#### Written task:
Reproduce the material in full, unchanged.

◇ ◇ ◇ ◇ ◇

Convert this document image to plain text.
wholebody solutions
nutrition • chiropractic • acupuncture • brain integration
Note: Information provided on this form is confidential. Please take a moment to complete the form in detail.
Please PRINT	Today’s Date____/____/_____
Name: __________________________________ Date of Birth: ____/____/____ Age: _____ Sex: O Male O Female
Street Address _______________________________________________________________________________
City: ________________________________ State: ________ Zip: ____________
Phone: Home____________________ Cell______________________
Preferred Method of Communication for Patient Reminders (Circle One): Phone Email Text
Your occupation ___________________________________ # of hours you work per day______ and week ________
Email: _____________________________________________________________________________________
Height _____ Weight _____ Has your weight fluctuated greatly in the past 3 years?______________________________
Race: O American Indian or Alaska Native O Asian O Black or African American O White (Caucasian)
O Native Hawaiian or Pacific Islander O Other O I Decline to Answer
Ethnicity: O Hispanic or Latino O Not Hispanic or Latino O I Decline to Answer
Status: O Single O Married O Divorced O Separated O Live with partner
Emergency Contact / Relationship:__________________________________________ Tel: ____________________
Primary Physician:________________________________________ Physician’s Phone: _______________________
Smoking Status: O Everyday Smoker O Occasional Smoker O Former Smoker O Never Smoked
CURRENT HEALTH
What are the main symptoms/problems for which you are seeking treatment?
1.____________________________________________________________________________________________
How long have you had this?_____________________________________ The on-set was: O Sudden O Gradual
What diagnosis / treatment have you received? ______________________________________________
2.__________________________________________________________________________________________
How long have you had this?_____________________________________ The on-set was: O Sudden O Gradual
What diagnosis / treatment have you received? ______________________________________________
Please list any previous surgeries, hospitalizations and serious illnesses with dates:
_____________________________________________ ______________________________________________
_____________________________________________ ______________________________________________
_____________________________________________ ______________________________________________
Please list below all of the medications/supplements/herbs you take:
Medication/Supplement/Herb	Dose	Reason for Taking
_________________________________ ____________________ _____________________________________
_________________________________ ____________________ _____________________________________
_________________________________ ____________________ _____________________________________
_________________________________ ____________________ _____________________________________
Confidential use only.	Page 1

◇ ◇ ◇ ◇ ◇

#### Written response:
Convert this document image to plain text.
wholebody solutions
nutrition • chiropractic • acupuncture • brain integration
Note: Information provided on this form is confidential. Please take a moment to complete the form in detail.
Please PRINT	Today’s Date____/____/_____
Name: __________________________________ Date of Birth: ____/____/____ Age: _____ Sex: O Male O Female
Street Address _______________________________________________________________________________
City: ________________________________ State: ________ Zip: ____________
Phone: Home____________________ Cell______________________
Preferred Method of Communication for Patient Reminders (Circle One): Phone Email Text
Your occupation ___________________________________ # of hours you work per day______ and week ________
Email: _____________________________________________________________________________________
Height _____ Weight _____ Has your weight fluctuated greatly in the past 3 years?______________________________
Race: O American Indian or Alaska Native O Asian O Black or African American O White (Caucasian)
O Native Hawaiian or Pacific Islander O Other O I Decline to Answer
Ethnicity: O Hispanic or Latino O Not Hispanic or Latino O I Decline to Answer
Status: O Single O Married O Divorced O Separated O Live with partner
Emergency Contact / Relationship:__________________________________________ Tel: ____________________
Primary Physician:________________________________________ Physician’s Phone: _______________________
Smoking Status: O Everyday Smoker O Occasional Smoker O Former Smoker O Never Smoked
CURRENT HEALTH
What are the main symptoms/problems for which you are seeking treatment?
1.____________________________________________________________________________________________
How long have you had this?_____________________________________ The on-set was: O Sudden O Gradual
What diagnosis / treatment have you received? ______________________________________________
2.__________________________________________________________________________________________
How long have you had this?_____________________________________ The on-set was: O Sudden O Gradual
What diagnosis / treatment have you received? ______________________________________________
Please list any previous surgeries, hospitalizations and serious illnesses with dates:
_____________________________________________ ______________________________________________
_____________________________________________ ______________________________________________
_____________________________________________ ______________________________________________
Please list below all of the medications/supplements/herbs you take:
Medication/Supplement/Herb	Dose	Reason for Taking
_________________________________ ____________________ _____________________________________
_________________________________ ____________________ _____________________________________
_________________________________ ____________________ _____________________________________
_________________________________ ____________________ _____________________________________
Confidential use only.	Page 1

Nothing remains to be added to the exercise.